──────── Supplied data ────────
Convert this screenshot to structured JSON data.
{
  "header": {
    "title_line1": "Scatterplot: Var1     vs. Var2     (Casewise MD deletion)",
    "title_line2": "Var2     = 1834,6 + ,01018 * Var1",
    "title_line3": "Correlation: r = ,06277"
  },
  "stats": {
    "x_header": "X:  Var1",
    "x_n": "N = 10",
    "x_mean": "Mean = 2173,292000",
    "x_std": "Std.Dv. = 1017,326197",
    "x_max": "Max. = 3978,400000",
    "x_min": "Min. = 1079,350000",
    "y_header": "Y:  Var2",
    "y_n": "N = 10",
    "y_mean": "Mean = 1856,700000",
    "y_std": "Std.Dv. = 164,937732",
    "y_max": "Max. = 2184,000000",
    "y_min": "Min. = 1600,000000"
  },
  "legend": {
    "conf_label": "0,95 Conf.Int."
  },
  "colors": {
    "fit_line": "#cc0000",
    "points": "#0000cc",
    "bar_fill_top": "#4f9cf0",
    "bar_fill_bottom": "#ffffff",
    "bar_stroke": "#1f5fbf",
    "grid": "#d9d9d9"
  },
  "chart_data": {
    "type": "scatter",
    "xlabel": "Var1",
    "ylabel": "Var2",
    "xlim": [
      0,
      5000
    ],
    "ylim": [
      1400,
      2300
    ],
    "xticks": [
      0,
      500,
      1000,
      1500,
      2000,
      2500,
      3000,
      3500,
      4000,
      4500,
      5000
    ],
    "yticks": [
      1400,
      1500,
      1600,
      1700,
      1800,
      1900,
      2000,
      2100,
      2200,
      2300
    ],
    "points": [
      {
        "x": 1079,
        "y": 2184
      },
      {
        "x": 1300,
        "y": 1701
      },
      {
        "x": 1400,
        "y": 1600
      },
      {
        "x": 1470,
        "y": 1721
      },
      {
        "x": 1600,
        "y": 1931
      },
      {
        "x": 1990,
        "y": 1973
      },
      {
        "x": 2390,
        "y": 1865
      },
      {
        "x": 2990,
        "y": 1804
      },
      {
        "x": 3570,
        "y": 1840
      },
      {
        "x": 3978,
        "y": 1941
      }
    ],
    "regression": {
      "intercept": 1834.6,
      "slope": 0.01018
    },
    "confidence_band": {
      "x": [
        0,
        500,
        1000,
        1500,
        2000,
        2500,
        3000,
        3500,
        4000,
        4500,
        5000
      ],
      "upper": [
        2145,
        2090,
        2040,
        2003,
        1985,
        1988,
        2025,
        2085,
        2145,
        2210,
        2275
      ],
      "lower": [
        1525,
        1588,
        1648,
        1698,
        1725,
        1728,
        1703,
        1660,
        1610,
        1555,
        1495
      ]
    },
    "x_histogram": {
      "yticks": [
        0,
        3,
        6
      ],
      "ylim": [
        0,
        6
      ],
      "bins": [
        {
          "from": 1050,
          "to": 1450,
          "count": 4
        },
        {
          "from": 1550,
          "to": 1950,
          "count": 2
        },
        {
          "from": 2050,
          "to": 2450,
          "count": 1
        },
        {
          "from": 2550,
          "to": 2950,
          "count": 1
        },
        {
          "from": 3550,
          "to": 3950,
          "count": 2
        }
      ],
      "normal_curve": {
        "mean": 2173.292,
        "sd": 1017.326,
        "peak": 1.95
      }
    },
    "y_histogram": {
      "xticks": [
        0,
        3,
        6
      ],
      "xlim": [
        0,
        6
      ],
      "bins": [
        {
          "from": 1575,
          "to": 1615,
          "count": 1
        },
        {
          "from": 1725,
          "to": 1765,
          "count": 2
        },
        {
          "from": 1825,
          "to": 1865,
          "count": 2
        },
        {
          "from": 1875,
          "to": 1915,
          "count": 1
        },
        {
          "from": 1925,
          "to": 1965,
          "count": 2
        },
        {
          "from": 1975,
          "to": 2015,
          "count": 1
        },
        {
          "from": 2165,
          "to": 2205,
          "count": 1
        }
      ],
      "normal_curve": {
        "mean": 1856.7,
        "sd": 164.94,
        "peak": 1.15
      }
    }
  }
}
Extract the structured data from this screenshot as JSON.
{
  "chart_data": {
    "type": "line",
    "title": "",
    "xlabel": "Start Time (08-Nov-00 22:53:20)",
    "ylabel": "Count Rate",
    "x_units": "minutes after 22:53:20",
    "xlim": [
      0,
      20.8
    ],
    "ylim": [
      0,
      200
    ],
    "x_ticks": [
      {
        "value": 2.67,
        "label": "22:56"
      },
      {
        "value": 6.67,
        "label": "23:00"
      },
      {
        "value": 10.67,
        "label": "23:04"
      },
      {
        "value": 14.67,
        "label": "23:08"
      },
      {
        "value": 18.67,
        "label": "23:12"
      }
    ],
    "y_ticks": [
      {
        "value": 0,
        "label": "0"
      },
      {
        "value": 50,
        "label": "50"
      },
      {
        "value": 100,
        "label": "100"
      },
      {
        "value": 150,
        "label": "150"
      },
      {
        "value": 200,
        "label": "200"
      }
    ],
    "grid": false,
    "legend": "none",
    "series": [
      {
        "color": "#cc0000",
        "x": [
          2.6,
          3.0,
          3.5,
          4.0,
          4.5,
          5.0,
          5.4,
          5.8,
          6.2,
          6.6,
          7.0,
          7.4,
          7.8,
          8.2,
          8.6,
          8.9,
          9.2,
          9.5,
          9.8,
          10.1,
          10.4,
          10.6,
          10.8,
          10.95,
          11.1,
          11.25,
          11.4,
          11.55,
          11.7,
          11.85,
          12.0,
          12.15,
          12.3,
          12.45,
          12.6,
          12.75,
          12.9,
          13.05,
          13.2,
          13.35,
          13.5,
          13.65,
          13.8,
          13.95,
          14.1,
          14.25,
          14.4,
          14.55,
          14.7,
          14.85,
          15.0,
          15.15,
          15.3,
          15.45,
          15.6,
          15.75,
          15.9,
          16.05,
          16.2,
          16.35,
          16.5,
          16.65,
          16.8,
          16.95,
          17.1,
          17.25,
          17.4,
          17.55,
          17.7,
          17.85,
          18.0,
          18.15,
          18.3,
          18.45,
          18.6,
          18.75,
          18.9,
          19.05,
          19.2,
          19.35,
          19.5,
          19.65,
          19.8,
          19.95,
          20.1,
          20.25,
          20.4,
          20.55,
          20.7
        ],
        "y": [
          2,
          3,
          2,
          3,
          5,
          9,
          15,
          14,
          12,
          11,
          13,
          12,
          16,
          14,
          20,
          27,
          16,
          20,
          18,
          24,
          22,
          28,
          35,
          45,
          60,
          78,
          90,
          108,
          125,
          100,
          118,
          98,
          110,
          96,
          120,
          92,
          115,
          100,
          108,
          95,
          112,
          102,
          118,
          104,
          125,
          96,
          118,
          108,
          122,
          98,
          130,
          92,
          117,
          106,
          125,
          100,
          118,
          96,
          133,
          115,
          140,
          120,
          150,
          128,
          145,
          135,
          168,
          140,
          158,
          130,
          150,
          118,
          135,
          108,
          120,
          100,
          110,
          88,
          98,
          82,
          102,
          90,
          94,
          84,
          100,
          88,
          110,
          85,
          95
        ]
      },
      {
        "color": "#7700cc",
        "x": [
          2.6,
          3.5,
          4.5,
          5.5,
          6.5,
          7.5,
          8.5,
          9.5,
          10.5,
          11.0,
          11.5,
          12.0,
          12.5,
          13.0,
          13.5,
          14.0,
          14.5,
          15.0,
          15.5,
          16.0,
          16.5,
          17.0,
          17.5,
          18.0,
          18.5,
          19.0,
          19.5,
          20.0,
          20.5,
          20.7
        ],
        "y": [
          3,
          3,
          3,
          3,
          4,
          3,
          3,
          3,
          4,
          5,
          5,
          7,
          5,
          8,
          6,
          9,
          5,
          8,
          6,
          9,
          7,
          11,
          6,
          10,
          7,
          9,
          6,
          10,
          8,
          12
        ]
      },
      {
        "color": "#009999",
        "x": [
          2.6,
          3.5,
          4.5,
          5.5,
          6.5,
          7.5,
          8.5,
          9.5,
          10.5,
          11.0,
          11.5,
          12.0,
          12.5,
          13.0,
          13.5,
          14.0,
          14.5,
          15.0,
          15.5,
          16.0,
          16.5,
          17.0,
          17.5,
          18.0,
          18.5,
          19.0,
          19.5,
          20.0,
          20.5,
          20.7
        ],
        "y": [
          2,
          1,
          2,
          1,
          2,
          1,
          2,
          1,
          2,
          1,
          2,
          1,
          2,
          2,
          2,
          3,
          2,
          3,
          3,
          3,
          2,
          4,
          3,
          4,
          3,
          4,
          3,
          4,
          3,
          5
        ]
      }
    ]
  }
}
────────
- _Exercise requirements_
Pull out all lines containing the word "structured" from the entries above.

- _In response_
Convert this screenshot to structured JSON data.
Extract the structured data from this screenshot as JSON.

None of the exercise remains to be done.